**WHAT TO PRODUCE:** Reproduce each of the lines word for word.

**DATA IN THIS EXERCISE:**
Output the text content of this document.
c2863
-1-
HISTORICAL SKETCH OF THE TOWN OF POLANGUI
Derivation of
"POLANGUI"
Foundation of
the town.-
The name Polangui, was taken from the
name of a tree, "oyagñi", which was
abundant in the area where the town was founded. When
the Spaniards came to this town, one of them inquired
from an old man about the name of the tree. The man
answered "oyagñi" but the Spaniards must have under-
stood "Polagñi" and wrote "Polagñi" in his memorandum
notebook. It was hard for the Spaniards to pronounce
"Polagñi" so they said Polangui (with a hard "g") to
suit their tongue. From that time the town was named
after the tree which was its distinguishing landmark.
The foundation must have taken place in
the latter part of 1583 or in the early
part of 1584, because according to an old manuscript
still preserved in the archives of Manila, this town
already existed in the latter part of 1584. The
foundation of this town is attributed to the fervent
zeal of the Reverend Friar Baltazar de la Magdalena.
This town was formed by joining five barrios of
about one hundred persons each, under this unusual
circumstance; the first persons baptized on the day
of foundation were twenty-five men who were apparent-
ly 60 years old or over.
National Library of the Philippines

**WRITTEN RESPONSE:**
Output the text content of this document.
c2863
-1-
HISTORICAL SKETCH OF THE TOWN OF POLANGUI
Derivation of
"POLANGUI"
Foundation of
the town.-
The name Polangui, was taken from the
name of a tree, "oyagñi", which was
abundant in the area where the town was founded. When
the Spaniards came to this town, one of them inquired
from an old man about the name of the tree. The man
answered "oyagñi" but the Spaniards must have under-
stood "Polagñi" and wrote "Polagñi" in his memorandum
notebook. It was hard for the Spaniards to pronounce
"Polagñi" so they said Polangui (with a hard "g") to
suit their tongue. From that time the town was named
after the tree which was its distinguishing landmark.
The foundation must have taken place in
the latter part of 1583 or in the early
part of 1584, because according to an old manuscript
still preserved in the archives of Manila, this town
already existed in the latter part of 1584. The
foundation of this town is attributed to the fervent
zeal of the Reverend Friar Baltazar de la Magdalena.
This town was formed by joining five barrios of
about one hundred persons each, under this unusual
circumstance; the first persons baptized on the day
of foundation were twenty-five men who were apparent-
ly 60 years old or over.
National Library of the Philippines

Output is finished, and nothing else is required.